=== Set exercise ===
Repeat every record below exactly, leaving out the pictures.

— Start of Dataset rows —

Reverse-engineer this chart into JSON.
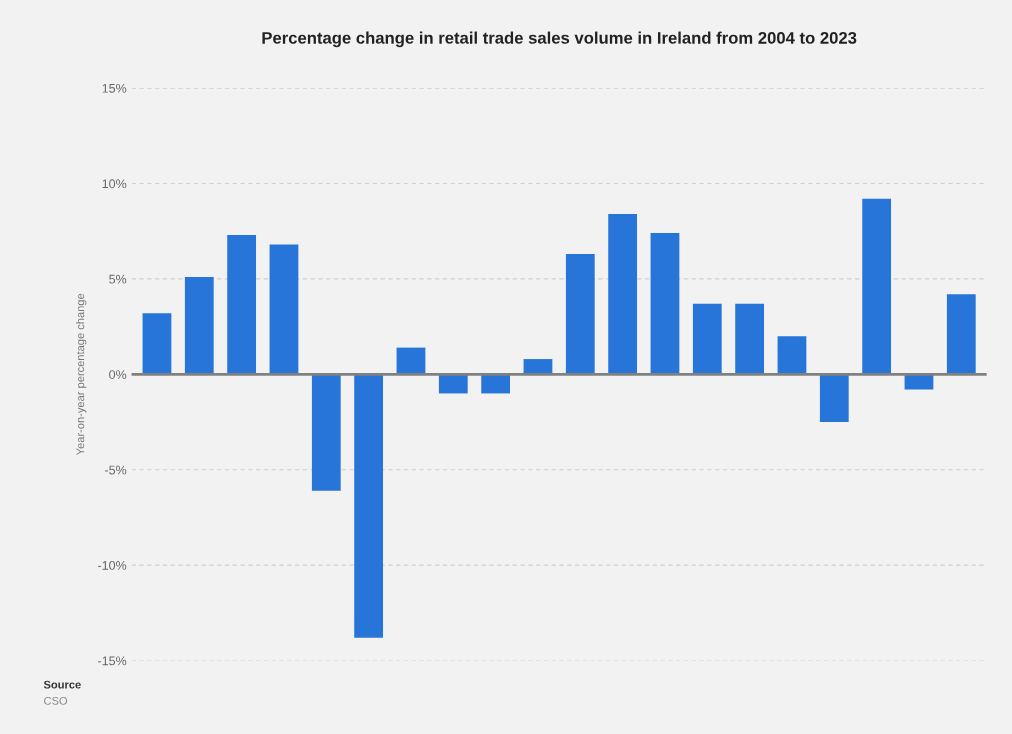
{
  "chart_data": {
    "type": "bar",
    "title": "Percentage change in retail trade sales volume in Ireland from 2004 to 2023",
    "ylabel": "Year-on-year percentage change",
    "categories": [
      null,
      null,
      null,
      null,
      null,
      null,
      null,
      null,
      null,
      null,
      null,
      null,
      null,
      null,
      null,
      null,
      null,
      null,
      null,
      null
    ],
    "values": [
      3.2,
      5.1,
      7.3,
      6.8,
      -6.1,
      -13.8,
      1.4,
      -1.0,
      -1.0,
      0.8,
      6.3,
      8.4,
      7.4,
      3.7,
      3.7,
      2.0,
      -2.5,
      9.2,
      -0.8,
      4.2
    ],
    "color": "#2775d9",
    "ylim": [
      -15,
      15
    ],
    "yticks": [
      {
        "value": -15,
        "label": "-15%"
      },
      {
        "value": -10,
        "label": "-10%"
      },
      {
        "value": -5,
        "label": "-5%"
      },
      {
        "value": 0,
        "label": "0%"
      },
      {
        "value": 5,
        "label": "5%"
      },
      {
        "value": 10,
        "label": "10%"
      },
      {
        "value": 15,
        "label": "15%"
      }
    ],
    "grid": "y",
    "ref_lines": [
      {
        "axis": "y",
        "value": 0,
        "label": null,
        "color": "#808080"
      }
    ],
    "annotations": [
      "Source",
      "CSO"
    ]
  }
}
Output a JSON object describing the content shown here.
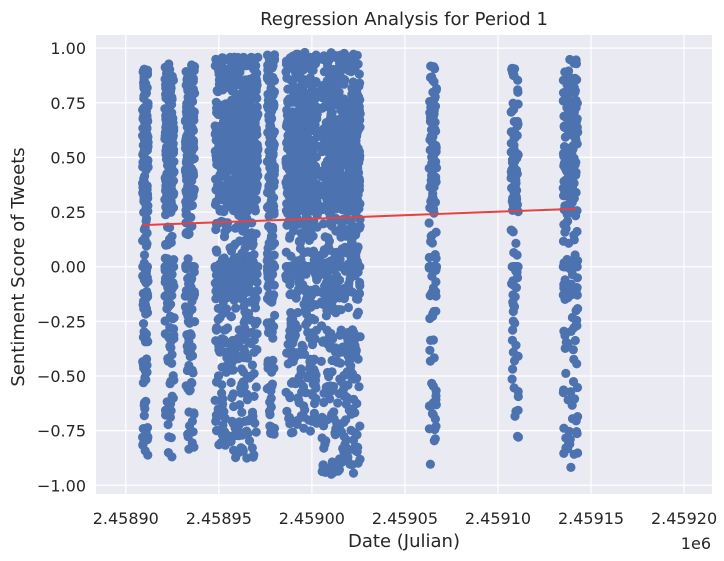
{
  "chart_data": {
    "type": "scatter",
    "title": "Regression Analysis for Period 1",
    "xlabel": "Date (Julian)",
    "ylabel": "Sentiment Score of Tweets",
    "x_offset_label": "1e6",
    "x_ticks": [
      "2.45890",
      "2.45895",
      "2.45900",
      "2.45905",
      "2.45910",
      "2.45915",
      "2.45920"
    ],
    "y_ticks": [
      "1.00",
      "0.75",
      "0.50",
      "0.25",
      "0.00",
      "−0.25",
      "−0.50",
      "−0.75",
      "−1.00"
    ],
    "x_tick_values": [
      2458900,
      2458950,
      2459000,
      2459050,
      2459100,
      2459150,
      2459200
    ],
    "y_tick_values": [
      1.0,
      0.75,
      0.5,
      0.25,
      0.0,
      -0.25,
      -0.5,
      -0.75,
      -1.0
    ],
    "xlim": [
      2458884,
      2459215
    ],
    "ylim": [
      -1.04,
      1.06
    ],
    "grid": true,
    "background": "#eaeaf2",
    "point_color": "#4c72b0",
    "line_color": "#e8413f",
    "clusters": [
      {
        "x_start": 2458909,
        "x_end": 2458912,
        "n": 220,
        "y_min": -0.89,
        "y_max": 0.91
      },
      {
        "x_start": 2458921,
        "x_end": 2458926,
        "n": 240,
        "y_min": -0.88,
        "y_max": 0.93
      },
      {
        "x_start": 2458932,
        "x_end": 2458937,
        "n": 260,
        "y_min": -0.84,
        "y_max": 0.93
      },
      {
        "x_start": 2458948,
        "x_end": 2458955,
        "n": 280,
        "y_min": -0.82,
        "y_max": 0.98
      },
      {
        "x_start": 2458956,
        "x_end": 2458971,
        "n": 700,
        "y_min": -0.88,
        "y_max": 0.96
      },
      {
        "x_start": 2458976,
        "x_end": 2458980,
        "n": 240,
        "y_min": -0.77,
        "y_max": 0.97
      },
      {
        "x_start": 2458986,
        "x_end": 2459003,
        "n": 700,
        "y_min": -0.77,
        "y_max": 0.98
      },
      {
        "x_start": 2459005,
        "x_end": 2459026,
        "n": 900,
        "y_min": -0.95,
        "y_max": 0.98
      },
      {
        "x_start": 2459063,
        "x_end": 2459067,
        "n": 150,
        "y_min": -0.91,
        "y_max": 0.94
      },
      {
        "x_start": 2459107,
        "x_end": 2459111,
        "n": 120,
        "y_min": -0.78,
        "y_max": 0.92
      },
      {
        "x_start": 2459135,
        "x_end": 2459143,
        "n": 260,
        "y_min": -0.94,
        "y_max": 0.96
      }
    ],
    "regression": {
      "x": [
        2458909,
        2459142
      ],
      "y": [
        0.19,
        0.265
      ]
    }
  }
}
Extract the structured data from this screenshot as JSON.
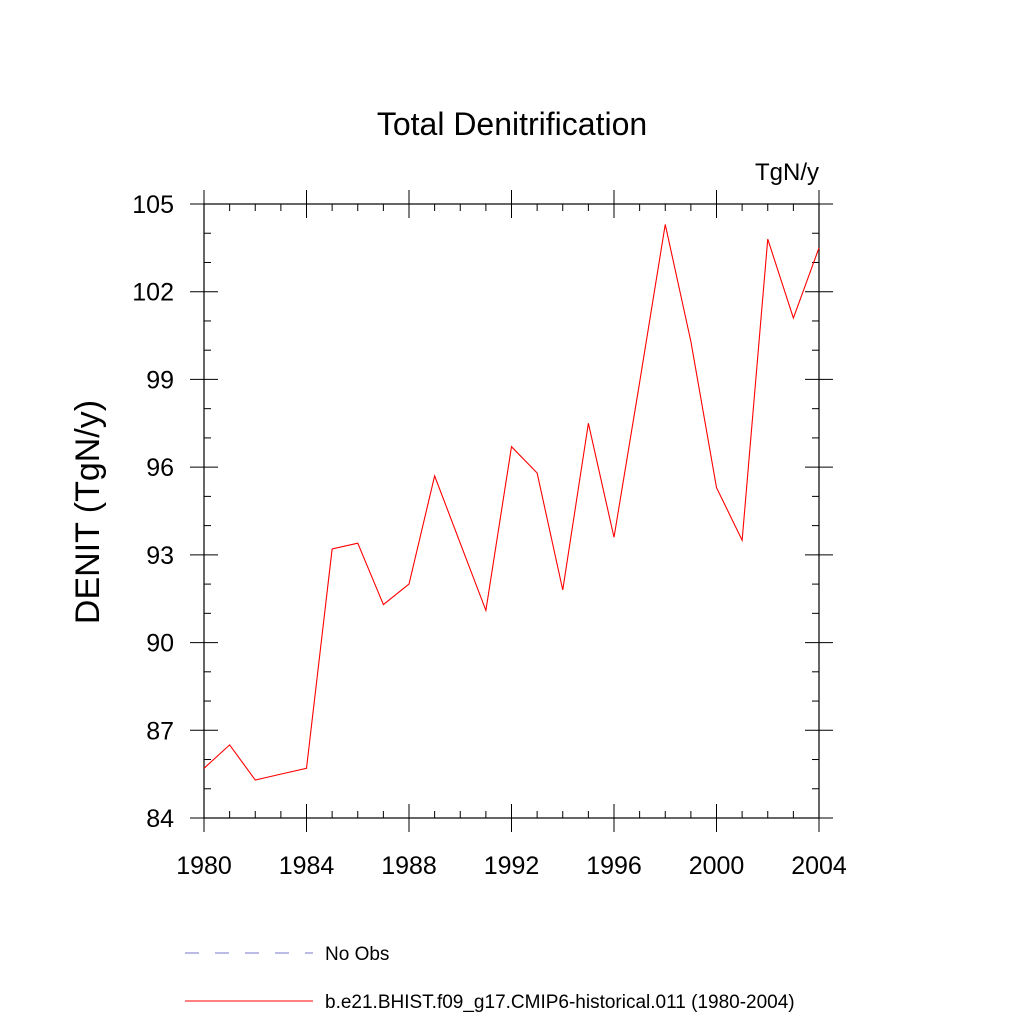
{
  "chart_data": {
    "type": "line",
    "title": "Total Denitrification",
    "units_label": "TgN/y",
    "ylabel": "DENIT  (TgN/y)",
    "xlabel": "",
    "xlim": [
      1980,
      2004
    ],
    "ylim": [
      84,
      105
    ],
    "x_ticks": [
      1980,
      1984,
      1988,
      1992,
      1996,
      2000,
      2004
    ],
    "y_ticks": [
      84,
      87,
      90,
      93,
      96,
      99,
      102,
      105
    ],
    "x": [
      1980,
      1981,
      1982,
      1983,
      1984,
      1985,
      1986,
      1987,
      1988,
      1989,
      1990,
      1991,
      1992,
      1993,
      1994,
      1995,
      1996,
      1997,
      1998,
      1999,
      2000,
      2001,
      2002,
      2003,
      2004
    ],
    "series": [
      {
        "name": "b.e21.BHIST.f09_g17.CMIP6-historical.011 (1980-2004)",
        "color": "#ff0000",
        "values": [
          85.7,
          86.5,
          85.3,
          85.5,
          85.7,
          93.2,
          93.4,
          91.3,
          92.0,
          95.7,
          93.4,
          91.1,
          96.7,
          95.8,
          91.8,
          97.5,
          93.6,
          98.9,
          104.3,
          100.3,
          95.3,
          93.5,
          103.8,
          101.1,
          103.5
        ]
      }
    ],
    "legend": {
      "placement": "bottom",
      "entries": [
        {
          "label": "No Obs",
          "color": "#7777cc",
          "style": "dashed"
        },
        {
          "label": "b.e21.BHIST.f09_g17.CMIP6-historical.011 (1980-2004)",
          "color": "#ff0000",
          "style": "solid"
        }
      ]
    },
    "grid": false
  }
}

— End of Dataset rows —

=== The output ===
Reverse-engineer this chart into JSON.
{
  "chart_data": {
    "type": "bar",
    "title": "Percentage change in retail trade sales volume in Ireland from 2004 to 2023",
    "ylabel": "Year-on-year percentage change",
    "categories": [
      null,
      null,
      null,
      null,
      null,
      null,
      null,
      null,
      null,
      null,
      null,
      null,
      null,
      null,
      null,
      null,
      null,
      null,
      null,
      null
    ],
    "values": [
      3.2,
      5.1,
      7.3,
      6.8,
      -6.1,
      -13.8,
      1.4,
      -1.0,
      -1.0,
      0.8,
      6.3,
      8.4,
      7.4,
      3.7,
      3.7,
      2.0,
      -2.5,
      9.2,
      -0.8,
      4.2
    ],
    "color": "#2775d9",
    "ylim": [
      -15,
      15
    ],
    "yticks": [
      {
        "value": -15,
        "label": "-15%"
      },
      {
        "value": -10,
        "label": "-10%"
      },
      {
        "value": -5,
        "label": "-5%"
      },
      {
        "value": 0,
        "label": "0%"
      },
      {
        "value": 5,
        "label": "5%"
      },
      {
        "value": 10,
        "label": "10%"
      },
      {
        "value": 15,
        "label": "15%"
      }
    ],
    "grid": "y",
    "ref_lines": [
      {
        "axis": "y",
        "value": 0,
        "label": null,
        "color": "#808080"
      }
    ],
    "annotations": [
      "Source",
      "CSO"
    ]
  }
}
Output a JSON object describing the content shown here.
{
  "chart_data": {
    "type": "scatter",
    "title": "Regression Analysis for Period 1",
    "xlabel": "Date (Julian)",
    "ylabel": "Sentiment Score of Tweets",
    "x_offset_label": "1e6",
    "x_ticks": [
      "2.45890",
      "2.45895",
      "2.45900",
      "2.45905",
      "2.45910",
      "2.45915",
      "2.45920"
    ],
    "y_ticks": [
      "1.00",
      "0.75",
      "0.50",
      "0.25",
      "0.00",
      "−0.25",
      "−0.50",
      "−0.75",
      "−1.00"
    ],
    "x_tick_values": [
      2458900,
      2458950,
      2459000,
      2459050,
      2459100,
      2459150,
      2459200
    ],
    "y_tick_values": [
      1.0,
      0.75,
      0.5,
      0.25,
      0.0,
      -0.25,
      -0.5,
      -0.75,
      -1.0
    ],
    "xlim": [
      2458884,
      2459215
    ],
    "ylim": [
      -1.04,
      1.06
    ],
    "grid": true,
    "background": "#eaeaf2",
    "point_color": "#4c72b0",
    "line_color": "#e8413f",
    "clusters": [
      {
        "x_start": 2458909,
        "x_end": 2458912,
        "n": 220,
        "y_min": -0.89,
        "y_max": 0.91
      },
      {
        "x_start": 2458921,
        "x_end": 2458926,
        "n": 240,
        "y_min": -0.88,
        "y_max": 0.93
      },
      {
        "x_start": 2458932,
        "x_end": 2458937,
        "n": 260,
        "y_min": -0.84,
        "y_max": 0.93
      },
      {
        "x_start": 2458948,
        "x_end": 2458955,
        "n": 280,
        "y_min": -0.82,
        "y_max": 0.98
      },
      {
        "x_start": 2458956,
        "x_end": 2458971,
        "n": 700,
        "y_min": -0.88,
        "y_max": 0.96
      },
      {
        "x_start": 2458976,
        "x_end": 2458980,
        "n": 240,
        "y_min": -0.77,
        "y_max": 0.97
      },
      {
        "x_start": 2458986,
        "x_end": 2459003,
        "n": 700,
        "y_min": -0.77,
        "y_max": 0.98
      },
      {
        "x_start": 2459005,
        "x_end": 2459026,
        "n": 900,
        "y_min": -0.95,
        "y_max": 0.98
      },
      {
        "x_start": 2459063,
        "x_end": 2459067,
        "n": 150,
        "y_min": -0.91,
        "y_max": 0.94
      },
      {
        "x_start": 2459107,
        "x_end": 2459111,
        "n": 120,
        "y_min": -0.78,
        "y_max": 0.92
      },
      {
        "x_start": 2459135,
        "x_end": 2459143,
        "n": 260,
        "y_min": -0.94,
        "y_max": 0.96
      }
    ],
    "regression": {
      "x": [
        2458909,
        2459142
      ],
      "y": [
        0.19,
        0.265
      ]
    }
  }
}
Extract the structured data from this screenshot as JSON.
{
  "chart_data": {
    "type": "line",
    "title": "Total Denitrification",
    "units_label": "TgN/y",
    "ylabel": "DENIT  (TgN/y)",
    "xlabel": "",
    "xlim": [
      1980,
      2004
    ],
    "ylim": [
      84,
      105
    ],
    "x_ticks": [
      1980,
      1984,
      1988,
      1992,
      1996,
      2000,
      2004
    ],
    "y_ticks": [
      84,
      87,
      90,
      93,
      96,
      99,
      102,
      105
    ],
    "x": [
      1980,
      1981,
      1982,
      1983,
      1984,
      1985,
      1986,
      1987,
      1988,
      1989,
      1990,
      1991,
      1992,
      1993,
      1994,
      1995,
      1996,
      1997,
      1998,
      1999,
      2000,
      2001,
      2002,
      2003,
      2004
    ],
    "series": [
      {
        "name": "b.e21.BHIST.f09_g17.CMIP6-historical.011 (1980-2004)",
        "color": "#ff0000",
        "values": [
          85.7,
          86.5,
          85.3,
          85.5,
          85.7,
          93.2,
          93.4,
          91.3,
          92.0,
          95.7,
          93.4,
          91.1,
          96.7,
          95.8,
          91.8,
          97.5,
          93.6,
          98.9,
          104.3,
          100.3,
          95.3,
          93.5,
          103.8,
          101.1,
          103.5
        ]
      }
    ],
    "legend": {
      "placement": "bottom",
      "entries": [
        {
          "label": "No Obs",
          "color": "#7777cc",
          "style": "dashed"
        },
        {
          "label": "b.e21.BHIST.f09_g17.CMIP6-historical.011 (1980-2004)",
          "color": "#ff0000",
          "style": "solid"
        }
      ]
    },
    "grid": false
  }
}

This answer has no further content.